— begin RECORDS FOR THE EXERCISE —
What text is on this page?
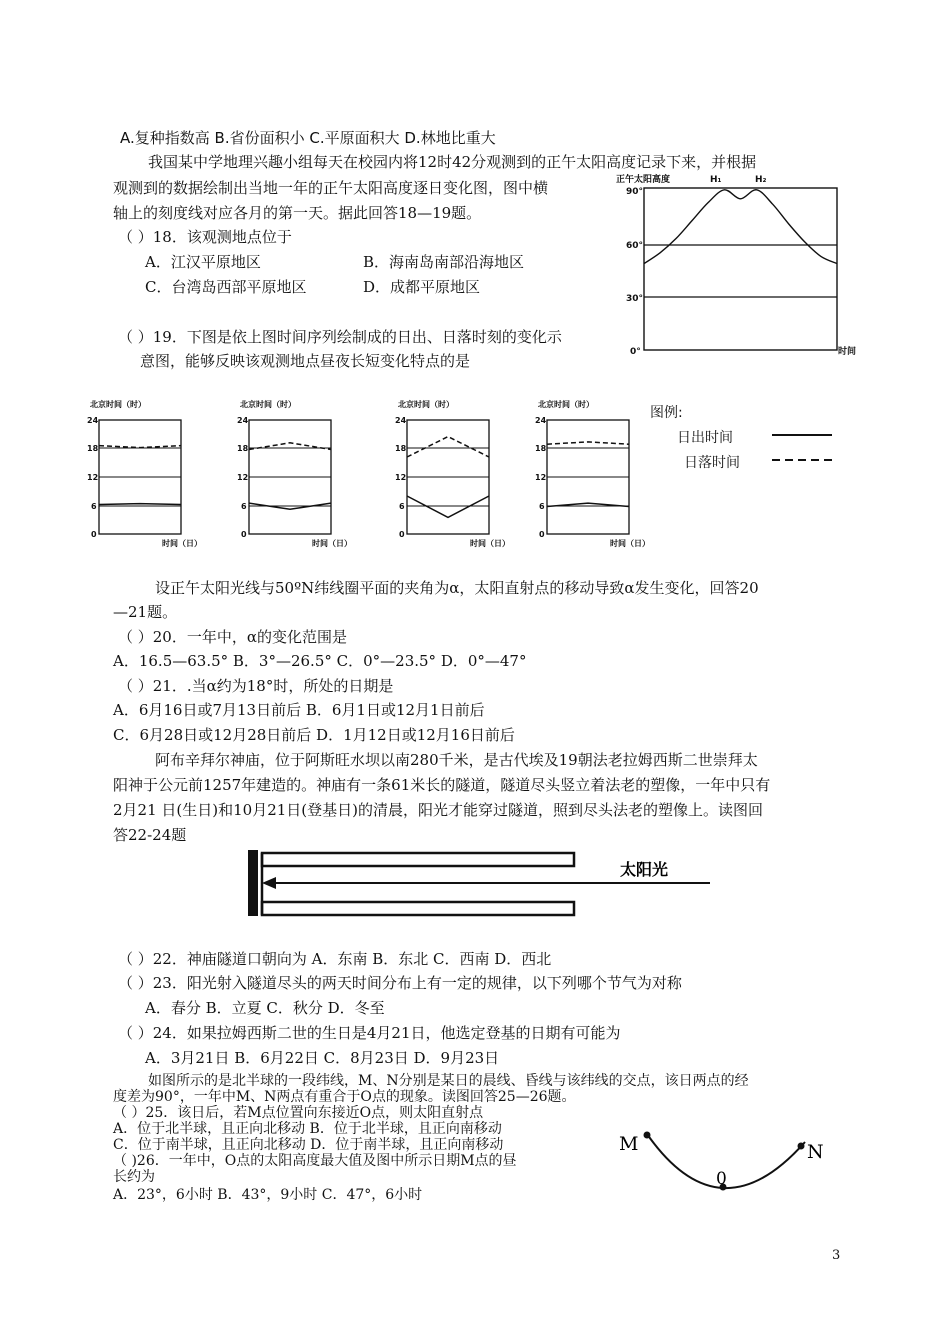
A.复种指数高 B.省份面积小 C.平原面积大 D.林地比重大
我国某中学地理兴趣小组每天在校园内将12时42分观测到的正午太阳高度记录下来，并根据
观测到的数据绘制出当地一年的正午太阳高度逐日变化图，图中横
轴上的刻度线对应各月的第一天。据此回答18—19题。
（ ）18．该观测地点位于
A．江汉平原地区	B．海南岛南部沿海地区
C．台湾岛西部平原地区	D．成都平原地区
（ ）19．下图是依上图时间序列绘制成的日出、日落时刻的变化示
意图，能够反映该观测地点昼夜长短变化特点的是
正午太阳高度	H₁	H₂
90°
60°
30°
0°	时间
北京时间（时）
24
18
12
6
0
时间（日）
北京时间（时）
24
18
12
6
0
时间（日）
北京时间（时）
24
18
12
6
0
时间（日）
北京时间（时）
24
18
12
6
0
时间（日）
图例:
日出时间
日落时间
设正午太阳光线与50ºN纬线圈平面的夹角为α，太阳直射点的移动导致α发生变化，回答20
—21题。
（ ）20．一年中，α的变化范围是
A．16.5—63.5° B．3°—26.5° C．0°—23.5° D．0°—47°
（ ）21．.当α约为18°时，所处的日期是
A．6月16日或7月13日前后 B．6月1日或12月1日前后
C．6月28日或12月28日前后 D．1月12日或12月16日前后
阿布辛拜尔神庙，位于阿斯旺水坝以南280千米，是古代埃及19朝法老拉姆西斯二世崇拜太
阳神于公元前1257年建造的。神庙有一条61米长的隧道，隧道尽头竖立着法老的塑像，一年中只有
2月21 日(生日)和10月21日(登基日)的清晨，阳光才能穿过隧道，照到尽头法老的塑像上。读图回
答22-24题
太阳光
（ ）22．神庙隧道口朝向为 A．东南 B．东北 C．西南 D．西北
（ ）23．阳光射入隧道尽头的两天时间分布上有一定的规律，以下列哪个节气为对称
A．春分 B．立夏 C．秋分 D．冬至
（ ）24．如果拉姆西斯二世的生日是4月21日，他选定登基的日期有可能为
A．3月21日 B．6月22日 C．8月23日 D．9月23日
如图所示的是北半球的一段纬线，M、N分别是某日的晨线、昏线与该纬线的交点，该日两点的经
度差为90°，一年中M、N两点有重合于O点的现象。读图回答25—26题。
（ ）25．该日后，若M点位置向东接近O点，则太阳直射点
A．位于北半球，且正向北移动 B．位于北半球，且正向南移动
C．位于南半球，且正向北移动 D．位于南半球，且正向南移动
（ )26．一年中，O点的太阳高度最大值及图中所示日期M点的昼
长约为
A．23°，6小时 B．43°，9小时 C．47°，6小时
M	N
0
3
— end RECORDS FOR THE EXERCISE —
(REQUIRED TASK):
In your copy of the listing above, reproduce each line exactly and omit all pictures.

(TASK RESULT):
What text is on this page?
A.复种指数高 B.省份面积小 C.平原面积大 D.林地比重大
我国某中学地理兴趣小组每天在校园内将12时42分观测到的正午太阳高度记录下来，并根据
观测到的数据绘制出当地一年的正午太阳高度逐日变化图，图中横
轴上的刻度线对应各月的第一天。据此回答18—19题。
（ ）18．该观测地点位于
A．江汉平原地区	B．海南岛南部沿海地区
C．台湾岛西部平原地区	D．成都平原地区
（ ）19．下图是依上图时间序列绘制成的日出、日落时刻的变化示
意图，能够反映该观测地点昼夜长短变化特点的是
正午太阳高度	H₁	H₂
90°
60°
30°
0°	时间
北京时间（时）
24
18
12
6
0
时间（日）
北京时间（时）
24
18
12
6
0
时间（日）
北京时间（时）
24
18
12
6
0
时间（日）
北京时间（时）
24
18
12
6
0
时间（日）
图例:
日出时间
日落时间
设正午太阳光线与50ºN纬线圈平面的夹角为α，太阳直射点的移动导致α发生变化，回答20
—21题。
（ ）20．一年中，α的变化范围是
A．16.5—63.5° B．3°—26.5° C．0°—23.5° D．0°—47°
（ ）21．.当α约为18°时，所处的日期是
A．6月16日或7月13日前后 B．6月1日或12月1日前后
C．6月28日或12月28日前后 D．1月12日或12月16日前后
阿布辛拜尔神庙，位于阿斯旺水坝以南280千米，是古代埃及19朝法老拉姆西斯二世崇拜太
阳神于公元前1257年建造的。神庙有一条61米长的隧道，隧道尽头竖立着法老的塑像，一年中只有
2月21 日(生日)和10月21日(登基日)的清晨，阳光才能穿过隧道，照到尽头法老的塑像上。读图回
答22-24题
太阳光
（ ）22．神庙隧道口朝向为 A．东南 B．东北 C．西南 D．西北
（ ）23．阳光射入隧道尽头的两天时间分布上有一定的规律，以下列哪个节气为对称
A．春分 B．立夏 C．秋分 D．冬至
（ ）24．如果拉姆西斯二世的生日是4月21日，他选定登基的日期有可能为
A．3月21日 B．6月22日 C．8月23日 D．9月23日
如图所示的是北半球的一段纬线，M、N分别是某日的晨线、昏线与该纬线的交点，该日两点的经
度差为90°，一年中M、N两点有重合于O点的现象。读图回答25—26题。
（ ）25．该日后，若M点位置向东接近O点，则太阳直射点
A．位于北半球，且正向北移动 B．位于北半球，且正向南移动
C．位于南半球，且正向北移动 D．位于南半球，且正向南移动
（ )26．一年中，O点的太阳高度最大值及图中所示日期M点的昼
长约为
A．23°，6小时 B．43°，9小时 C．47°，6小时
M	N
0
3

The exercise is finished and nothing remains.